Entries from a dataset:

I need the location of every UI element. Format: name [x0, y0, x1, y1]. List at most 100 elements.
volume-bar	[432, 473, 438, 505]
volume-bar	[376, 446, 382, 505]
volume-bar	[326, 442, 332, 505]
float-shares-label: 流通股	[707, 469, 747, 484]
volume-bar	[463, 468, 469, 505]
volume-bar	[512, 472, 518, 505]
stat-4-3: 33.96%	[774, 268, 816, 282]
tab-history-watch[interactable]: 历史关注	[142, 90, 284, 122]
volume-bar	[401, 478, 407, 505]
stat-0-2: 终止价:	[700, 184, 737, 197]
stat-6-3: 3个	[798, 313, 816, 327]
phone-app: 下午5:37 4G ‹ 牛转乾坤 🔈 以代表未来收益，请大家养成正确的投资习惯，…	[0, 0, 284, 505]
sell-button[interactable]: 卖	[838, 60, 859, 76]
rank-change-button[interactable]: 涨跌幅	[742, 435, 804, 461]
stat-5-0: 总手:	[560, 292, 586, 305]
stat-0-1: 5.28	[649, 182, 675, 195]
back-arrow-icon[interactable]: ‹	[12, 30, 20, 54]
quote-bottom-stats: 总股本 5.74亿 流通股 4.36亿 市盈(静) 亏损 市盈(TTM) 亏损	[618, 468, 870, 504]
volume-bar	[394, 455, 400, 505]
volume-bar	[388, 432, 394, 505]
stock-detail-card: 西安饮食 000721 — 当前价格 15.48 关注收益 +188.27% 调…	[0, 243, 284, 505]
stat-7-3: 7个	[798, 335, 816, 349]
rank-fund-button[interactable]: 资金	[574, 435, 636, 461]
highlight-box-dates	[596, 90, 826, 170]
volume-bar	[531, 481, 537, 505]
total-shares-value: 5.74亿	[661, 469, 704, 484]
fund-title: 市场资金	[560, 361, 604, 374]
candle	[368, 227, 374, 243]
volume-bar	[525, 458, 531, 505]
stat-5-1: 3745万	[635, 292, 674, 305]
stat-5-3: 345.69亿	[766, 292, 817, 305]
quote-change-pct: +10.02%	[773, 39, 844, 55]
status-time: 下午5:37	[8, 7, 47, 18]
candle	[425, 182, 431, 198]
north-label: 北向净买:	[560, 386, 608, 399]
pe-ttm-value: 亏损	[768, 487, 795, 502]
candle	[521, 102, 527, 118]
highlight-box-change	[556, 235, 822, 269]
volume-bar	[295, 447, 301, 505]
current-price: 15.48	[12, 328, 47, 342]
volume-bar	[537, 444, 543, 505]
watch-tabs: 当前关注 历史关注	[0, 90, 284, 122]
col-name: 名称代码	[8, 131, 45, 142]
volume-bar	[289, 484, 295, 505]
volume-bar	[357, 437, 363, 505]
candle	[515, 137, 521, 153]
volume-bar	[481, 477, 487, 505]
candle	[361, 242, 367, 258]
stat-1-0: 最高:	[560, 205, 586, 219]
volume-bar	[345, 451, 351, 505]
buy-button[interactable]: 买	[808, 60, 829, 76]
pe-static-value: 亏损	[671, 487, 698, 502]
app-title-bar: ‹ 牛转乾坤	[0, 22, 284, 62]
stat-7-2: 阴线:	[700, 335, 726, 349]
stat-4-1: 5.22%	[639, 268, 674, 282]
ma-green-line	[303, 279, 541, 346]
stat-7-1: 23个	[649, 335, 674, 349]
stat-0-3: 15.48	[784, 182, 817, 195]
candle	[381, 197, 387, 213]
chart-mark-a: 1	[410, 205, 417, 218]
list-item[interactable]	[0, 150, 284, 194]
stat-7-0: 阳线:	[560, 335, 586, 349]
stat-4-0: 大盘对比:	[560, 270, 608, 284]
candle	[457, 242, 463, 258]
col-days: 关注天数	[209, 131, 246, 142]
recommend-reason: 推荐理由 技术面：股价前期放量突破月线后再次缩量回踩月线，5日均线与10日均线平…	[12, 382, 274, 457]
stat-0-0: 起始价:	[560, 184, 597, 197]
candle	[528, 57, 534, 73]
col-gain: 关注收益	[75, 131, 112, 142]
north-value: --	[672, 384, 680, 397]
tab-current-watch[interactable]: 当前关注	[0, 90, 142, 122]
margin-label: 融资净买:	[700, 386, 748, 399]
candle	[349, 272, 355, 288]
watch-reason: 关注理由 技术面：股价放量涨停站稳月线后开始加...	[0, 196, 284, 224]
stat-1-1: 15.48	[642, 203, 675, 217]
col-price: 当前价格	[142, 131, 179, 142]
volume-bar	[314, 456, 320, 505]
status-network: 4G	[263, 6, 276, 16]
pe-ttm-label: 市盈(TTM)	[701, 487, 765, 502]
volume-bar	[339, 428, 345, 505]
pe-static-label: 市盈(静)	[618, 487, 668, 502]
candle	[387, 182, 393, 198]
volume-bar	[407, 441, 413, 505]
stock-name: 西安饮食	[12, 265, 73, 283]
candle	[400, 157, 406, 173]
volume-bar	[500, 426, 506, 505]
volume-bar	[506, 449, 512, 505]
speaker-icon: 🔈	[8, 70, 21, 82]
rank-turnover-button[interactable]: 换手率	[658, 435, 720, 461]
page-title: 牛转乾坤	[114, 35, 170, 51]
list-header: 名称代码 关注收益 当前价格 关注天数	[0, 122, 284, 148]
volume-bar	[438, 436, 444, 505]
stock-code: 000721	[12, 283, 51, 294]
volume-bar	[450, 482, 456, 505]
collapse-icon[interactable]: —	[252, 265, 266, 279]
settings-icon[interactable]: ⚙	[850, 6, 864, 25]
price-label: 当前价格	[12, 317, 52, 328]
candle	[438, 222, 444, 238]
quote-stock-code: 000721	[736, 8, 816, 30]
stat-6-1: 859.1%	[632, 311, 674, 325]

• Exercise
Copy out every line of the data above, keeping each character unchanged.

• Output of the exercise
I need the location of every UI element. Format: name [x0, y0, x1, y1]. List at most 100 elements.
volume-bar	[432, 473, 438, 505]
volume-bar	[376, 446, 382, 505]
volume-bar	[326, 442, 332, 505]
float-shares-label: 流通股	[707, 469, 747, 484]
volume-bar	[463, 468, 469, 505]
volume-bar	[512, 472, 518, 505]
stat-4-3: 33.96%	[774, 268, 816, 282]
tab-history-watch[interactable]: 历史关注	[142, 90, 284, 122]
volume-bar	[401, 478, 407, 505]
stat-0-2: 终止价:	[700, 184, 737, 197]
stat-6-3: 3个	[798, 313, 816, 327]
phone-app: 下午5:37 4G ‹ 牛转乾坤 🔈 以代表未来收益，请大家养成正确的投资习惯，…	[0, 0, 284, 505]
sell-button[interactable]: 卖	[838, 60, 859, 76]
rank-change-button[interactable]: 涨跌幅	[742, 435, 804, 461]
stat-5-0: 总手:	[560, 292, 586, 305]
stat-0-1: 5.28	[649, 182, 675, 195]
back-arrow-icon[interactable]: ‹	[12, 30, 20, 54]
quote-bottom-stats: 总股本 5.74亿 流通股 4.36亿 市盈(静) 亏损 市盈(TTM) 亏损	[618, 468, 870, 504]
volume-bar	[394, 455, 400, 505]
volume-bar	[388, 432, 394, 505]
stock-detail-card: 西安饮食 000721 — 当前价格 15.48 关注收益 +188.27% 调…	[0, 243, 284, 505]
stat-7-3: 7个	[798, 335, 816, 349]
rank-fund-button[interactable]: 资金	[574, 435, 636, 461]
highlight-box-dates	[596, 90, 826, 170]
volume-bar	[531, 481, 537, 505]
total-shares-value: 5.74亿	[661, 469, 704, 484]
fund-title: 市场资金	[560, 361, 604, 374]
candle	[368, 227, 374, 243]
volume-bar	[525, 458, 531, 505]
stat-5-1: 3745万	[635, 292, 674, 305]
stat-5-3: 345.69亿	[766, 292, 817, 305]
quote-change-pct: +10.02%	[773, 39, 844, 55]
status-time: 下午5:37	[8, 7, 47, 18]
candle	[425, 182, 431, 198]
north-label: 北向净买:	[560, 386, 608, 399]
pe-ttm-value: 亏损	[768, 487, 795, 502]
candle	[521, 102, 527, 118]
highlight-box-change	[556, 235, 822, 269]
volume-bar	[295, 447, 301, 505]
current-price: 15.48	[12, 328, 47, 342]
volume-bar	[537, 444, 543, 505]
watch-tabs: 当前关注 历史关注	[0, 90, 284, 122]
col-name: 名称代码	[8, 131, 45, 142]
volume-bar	[289, 484, 295, 505]
volume-bar	[357, 437, 363, 505]
candle	[515, 137, 521, 153]
volume-bar	[481, 477, 487, 505]
candle	[361, 242, 367, 258]
stat-1-0: 最高:	[560, 205, 586, 219]
volume-bar	[345, 451, 351, 505]
buy-button[interactable]: 买	[808, 60, 829, 76]
pe-static-value: 亏损	[671, 487, 698, 502]
app-title-bar: ‹ 牛转乾坤	[0, 22, 284, 62]
stat-7-2: 阴线:	[700, 335, 726, 349]
stat-4-1: 5.22%	[639, 268, 674, 282]
ma-green-line	[303, 279, 541, 346]
stat-7-1: 23个	[649, 335, 674, 349]
stat-0-3: 15.48	[784, 182, 817, 195]
candle	[381, 197, 387, 213]
chart-mark-a: 1	[410, 205, 417, 218]
list-item[interactable]	[0, 150, 284, 194]
stat-7-0: 阳线:	[560, 335, 586, 349]
stat-4-0: 大盘对比:	[560, 270, 608, 284]
candle	[457, 242, 463, 258]
col-days: 关注天数	[209, 131, 246, 142]
recommend-reason: 推荐理由 技术面：股价前期放量突破月线后再次缩量回踩月线，5日均线与10日均线平…	[12, 382, 274, 457]
stat-0-0: 起始价:	[560, 184, 597, 197]
candle	[528, 57, 534, 73]
col-gain: 关注收益	[75, 131, 112, 142]
north-value: --	[672, 384, 680, 397]
tab-current-watch[interactable]: 当前关注	[0, 90, 142, 122]
margin-label: 融资净买:	[700, 386, 748, 399]
candle	[349, 272, 355, 288]
watch-reason: 关注理由 技术面：股价放量涨停站稳月线后开始加...	[0, 196, 284, 224]
stat-1-1: 15.48	[642, 203, 675, 217]
col-price: 当前价格	[142, 131, 179, 142]
volume-bar	[314, 456, 320, 505]
status-network: 4G	[263, 6, 276, 16]
pe-ttm-label: 市盈(TTM)	[701, 487, 765, 502]
volume-bar	[339, 428, 345, 505]
pe-static-label: 市盈(静)	[618, 487, 668, 502]
candle	[387, 182, 393, 198]
volume-bar	[407, 441, 413, 505]
stock-name: 西安饮食	[12, 265, 73, 283]
candle	[400, 157, 406, 173]
volume-bar	[500, 426, 506, 505]
volume-bar	[506, 449, 512, 505]
speaker-icon: 🔈	[8, 70, 21, 82]
rank-turnover-button[interactable]: 换手率	[658, 435, 720, 461]
page-title: 牛转乾坤	[114, 35, 170, 51]
list-header: 名称代码 关注收益 当前价格 关注天数	[0, 122, 284, 148]
volume-bar	[438, 436, 444, 505]
stock-code: 000721	[12, 283, 51, 294]
volume-bar	[450, 482, 456, 505]
collapse-icon[interactable]: —	[252, 265, 266, 279]
settings-icon[interactable]: ⚙	[850, 6, 864, 25]
price-label: 当前价格	[12, 317, 52, 328]
candle	[438, 222, 444, 238]
quote-stock-code: 000721	[736, 8, 816, 30]
stat-6-1: 859.1%	[632, 311, 674, 325]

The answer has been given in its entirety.